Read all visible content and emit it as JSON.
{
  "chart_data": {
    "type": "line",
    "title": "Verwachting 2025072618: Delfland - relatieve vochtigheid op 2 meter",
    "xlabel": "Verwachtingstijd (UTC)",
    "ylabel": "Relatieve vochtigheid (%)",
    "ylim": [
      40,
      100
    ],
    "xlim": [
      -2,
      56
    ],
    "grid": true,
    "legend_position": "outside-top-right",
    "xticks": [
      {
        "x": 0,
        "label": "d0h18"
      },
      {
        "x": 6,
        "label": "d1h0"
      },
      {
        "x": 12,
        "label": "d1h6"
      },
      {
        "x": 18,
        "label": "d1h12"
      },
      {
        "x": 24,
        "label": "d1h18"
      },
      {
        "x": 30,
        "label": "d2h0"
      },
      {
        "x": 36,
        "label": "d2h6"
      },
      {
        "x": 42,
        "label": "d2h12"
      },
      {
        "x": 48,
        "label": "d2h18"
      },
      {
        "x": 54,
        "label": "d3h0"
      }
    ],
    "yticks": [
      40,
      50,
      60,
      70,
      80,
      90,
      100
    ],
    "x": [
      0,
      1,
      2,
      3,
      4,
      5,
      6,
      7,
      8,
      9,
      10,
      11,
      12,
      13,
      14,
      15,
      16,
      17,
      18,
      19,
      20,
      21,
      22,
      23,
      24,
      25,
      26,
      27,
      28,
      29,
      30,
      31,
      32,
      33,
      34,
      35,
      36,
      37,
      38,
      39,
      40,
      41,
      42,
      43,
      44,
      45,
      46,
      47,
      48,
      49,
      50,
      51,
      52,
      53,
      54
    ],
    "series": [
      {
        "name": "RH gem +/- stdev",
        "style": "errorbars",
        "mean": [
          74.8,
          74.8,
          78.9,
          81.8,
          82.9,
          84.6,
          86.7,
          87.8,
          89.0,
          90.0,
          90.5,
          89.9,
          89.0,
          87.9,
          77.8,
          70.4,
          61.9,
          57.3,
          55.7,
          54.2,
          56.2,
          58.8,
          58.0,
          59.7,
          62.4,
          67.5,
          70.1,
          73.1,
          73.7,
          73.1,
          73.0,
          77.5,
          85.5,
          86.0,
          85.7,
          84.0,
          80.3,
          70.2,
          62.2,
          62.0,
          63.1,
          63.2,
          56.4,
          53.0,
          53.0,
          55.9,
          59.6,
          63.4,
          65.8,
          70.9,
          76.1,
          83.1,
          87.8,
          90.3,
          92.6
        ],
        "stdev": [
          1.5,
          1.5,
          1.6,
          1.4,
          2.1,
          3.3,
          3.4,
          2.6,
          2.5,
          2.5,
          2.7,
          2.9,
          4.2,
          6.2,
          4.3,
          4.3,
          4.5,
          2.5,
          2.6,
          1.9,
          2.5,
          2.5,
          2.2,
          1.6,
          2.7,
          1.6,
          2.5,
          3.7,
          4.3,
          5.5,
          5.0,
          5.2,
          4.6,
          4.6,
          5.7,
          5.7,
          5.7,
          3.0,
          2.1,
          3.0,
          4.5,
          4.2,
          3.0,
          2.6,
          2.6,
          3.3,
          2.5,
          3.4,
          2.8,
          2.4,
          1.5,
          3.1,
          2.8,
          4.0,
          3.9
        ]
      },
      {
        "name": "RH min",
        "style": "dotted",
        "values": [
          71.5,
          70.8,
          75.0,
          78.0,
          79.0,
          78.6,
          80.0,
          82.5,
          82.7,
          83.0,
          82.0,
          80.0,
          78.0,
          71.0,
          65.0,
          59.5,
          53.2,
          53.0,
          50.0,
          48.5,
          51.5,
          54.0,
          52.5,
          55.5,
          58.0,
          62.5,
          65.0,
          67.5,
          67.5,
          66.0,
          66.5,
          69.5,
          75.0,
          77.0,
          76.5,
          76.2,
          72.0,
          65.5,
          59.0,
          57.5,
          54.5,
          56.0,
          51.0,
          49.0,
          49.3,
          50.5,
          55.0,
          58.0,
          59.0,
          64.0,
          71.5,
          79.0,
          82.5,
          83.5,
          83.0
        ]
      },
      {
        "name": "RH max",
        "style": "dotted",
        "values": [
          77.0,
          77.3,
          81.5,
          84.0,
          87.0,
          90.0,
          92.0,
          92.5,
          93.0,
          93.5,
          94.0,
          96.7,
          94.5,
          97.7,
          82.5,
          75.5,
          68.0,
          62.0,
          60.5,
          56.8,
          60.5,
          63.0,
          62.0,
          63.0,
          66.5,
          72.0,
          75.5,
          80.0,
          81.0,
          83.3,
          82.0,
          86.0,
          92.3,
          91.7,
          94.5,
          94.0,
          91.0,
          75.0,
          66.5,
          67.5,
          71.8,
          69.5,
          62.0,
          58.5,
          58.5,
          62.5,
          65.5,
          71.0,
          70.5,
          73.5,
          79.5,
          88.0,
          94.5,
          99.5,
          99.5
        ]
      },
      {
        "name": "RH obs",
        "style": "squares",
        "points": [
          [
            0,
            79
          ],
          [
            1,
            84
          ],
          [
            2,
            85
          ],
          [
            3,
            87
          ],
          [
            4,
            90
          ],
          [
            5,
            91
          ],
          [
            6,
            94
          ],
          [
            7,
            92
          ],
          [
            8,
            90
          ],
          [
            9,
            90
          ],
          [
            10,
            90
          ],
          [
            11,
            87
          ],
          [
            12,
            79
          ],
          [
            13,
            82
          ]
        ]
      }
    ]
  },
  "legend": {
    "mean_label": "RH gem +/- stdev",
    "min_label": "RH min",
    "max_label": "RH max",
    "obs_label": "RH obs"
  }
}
──────────
**Aim**
Set down every line of the listing above again, exactly as given.

**Finished exercise**
Read all visible content and emit it as JSON.
{
  "chart_data": {
    "type": "line",
    "title": "Verwachting 2025072618: Delfland - relatieve vochtigheid op 2 meter",
    "xlabel": "Verwachtingstijd (UTC)",
    "ylabel": "Relatieve vochtigheid (%)",
    "ylim": [
      40,
      100
    ],
    "xlim": [
      -2,
      56
    ],
    "grid": true,
    "legend_position": "outside-top-right",
    "xticks": [
      {
        "x": 0,
        "label": "d0h18"
      },
      {
        "x": 6,
        "label": "d1h0"
      },
      {
        "x": 12,
        "label": "d1h6"
      },
      {
        "x": 18,
        "label": "d1h12"
      },
      {
        "x": 24,
        "label": "d1h18"
      },
      {
        "x": 30,
        "label": "d2h0"
      },
      {
        "x": 36,
        "label": "d2h6"
      },
      {
        "x": 42,
        "label": "d2h12"
      },
      {
        "x": 48,
        "label": "d2h18"
      },
      {
        "x": 54,
        "label": "d3h0"
      }
    ],
    "yticks": [
      40,
      50,
      60,
      70,
      80,
      90,
      100
    ],
    "x": [
      0,
      1,
      2,
      3,
      4,
      5,
      6,
      7,
      8,
      9,
      10,
      11,
      12,
      13,
      14,
      15,
      16,
      17,
      18,
      19,
      20,
      21,
      22,
      23,
      24,
      25,
      26,
      27,
      28,
      29,
      30,
      31,
      32,
      33,
      34,
      35,
      36,
      37,
      38,
      39,
      40,
      41,
      42,
      43,
      44,
      45,
      46,
      47,
      48,
      49,
      50,
      51,
      52,
      53,
      54
    ],
    "series": [
      {
        "name": "RH gem +/- stdev",
        "style": "errorbars",
        "mean": [
          74.8,
          74.8,
          78.9,
          81.8,
          82.9,
          84.6,
          86.7,
          87.8,
          89.0,
          90.0,
          90.5,
          89.9,
          89.0,
          87.9,
          77.8,
          70.4,
          61.9,
          57.3,
          55.7,
          54.2,
          56.2,
          58.8,
          58.0,
          59.7,
          62.4,
          67.5,
          70.1,
          73.1,
          73.7,
          73.1,
          73.0,
          77.5,
          85.5,
          86.0,
          85.7,
          84.0,
          80.3,
          70.2,
          62.2,
          62.0,
          63.1,
          63.2,
          56.4,
          53.0,
          53.0,
          55.9,
          59.6,
          63.4,
          65.8,
          70.9,
          76.1,
          83.1,
          87.8,
          90.3,
          92.6
        ],
        "stdev": [
          1.5,
          1.5,
          1.6,
          1.4,
          2.1,
          3.3,
          3.4,
          2.6,
          2.5,
          2.5,
          2.7,
          2.9,
          4.2,
          6.2,
          4.3,
          4.3,
          4.5,
          2.5,
          2.6,
          1.9,
          2.5,
          2.5,
          2.2,
          1.6,
          2.7,
          1.6,
          2.5,
          3.7,
          4.3,
          5.5,
          5.0,
          5.2,
          4.6,
          4.6,
          5.7,
          5.7,
          5.7,
          3.0,
          2.1,
          3.0,
          4.5,
          4.2,
          3.0,
          2.6,
          2.6,
          3.3,
          2.5,
          3.4,
          2.8,
          2.4,
          1.5,
          3.1,
          2.8,
          4.0,
          3.9
        ]
      },
      {
        "name": "RH min",
        "style": "dotted",
        "values": [
          71.5,
          70.8,
          75.0,
          78.0,
          79.0,
          78.6,
          80.0,
          82.5,
          82.7,
          83.0,
          82.0,
          80.0,
          78.0,
          71.0,
          65.0,
          59.5,
          53.2,
          53.0,
          50.0,
          48.5,
          51.5,
          54.0,
          52.5,
          55.5,
          58.0,
          62.5,
          65.0,
          67.5,
          67.5,
          66.0,
          66.5,
          69.5,
          75.0,
          77.0,
          76.5,
          76.2,
          72.0,
          65.5,
          59.0,
          57.5,
          54.5,
          56.0,
          51.0,
          49.0,
          49.3,
          50.5,
          55.0,
          58.0,
          59.0,
          64.0,
          71.5,
          79.0,
          82.5,
          83.5,
          83.0
        ]
      },
      {
        "name": "RH max",
        "style": "dotted",
        "values": [
          77.0,
          77.3,
          81.5,
          84.0,
          87.0,
          90.0,
          92.0,
          92.5,
          93.0,
          93.5,
          94.0,
          96.7,
          94.5,
          97.7,
          82.5,
          75.5,
          68.0,
          62.0,
          60.5,
          56.8,
          60.5,
          63.0,
          62.0,
          63.0,
          66.5,
          72.0,
          75.5,
          80.0,
          81.0,
          83.3,
          82.0,
          86.0,
          92.3,
          91.7,
          94.5,
          94.0,
          91.0,
          75.0,
          66.5,
          67.5,
          71.8,
          69.5,
          62.0,
          58.5,
          58.5,
          62.5,
          65.5,
          71.0,
          70.5,
          73.5,
          79.5,
          88.0,
          94.5,
          99.5,
          99.5
        ]
      },
      {
        "name": "RH obs",
        "style": "squares",
        "points": [
          [
            0,
            79
          ],
          [
            1,
            84
          ],
          [
            2,
            85
          ],
          [
            3,
            87
          ],
          [
            4,
            90
          ],
          [
            5,
            91
          ],
          [
            6,
            94
          ],
          [
            7,
            92
          ],
          [
            8,
            90
          ],
          [
            9,
            90
          ],
          [
            10,
            90
          ],
          [
            11,
            87
          ],
          [
            12,
            79
          ],
          [
            13,
            82
          ]
        ]
      }
    ]
  },
  "legend": {
    "mean_label": "RH gem +/- stdev",
    "min_label": "RH min",
    "max_label": "RH max",
    "obs_label": "RH obs"
  }
}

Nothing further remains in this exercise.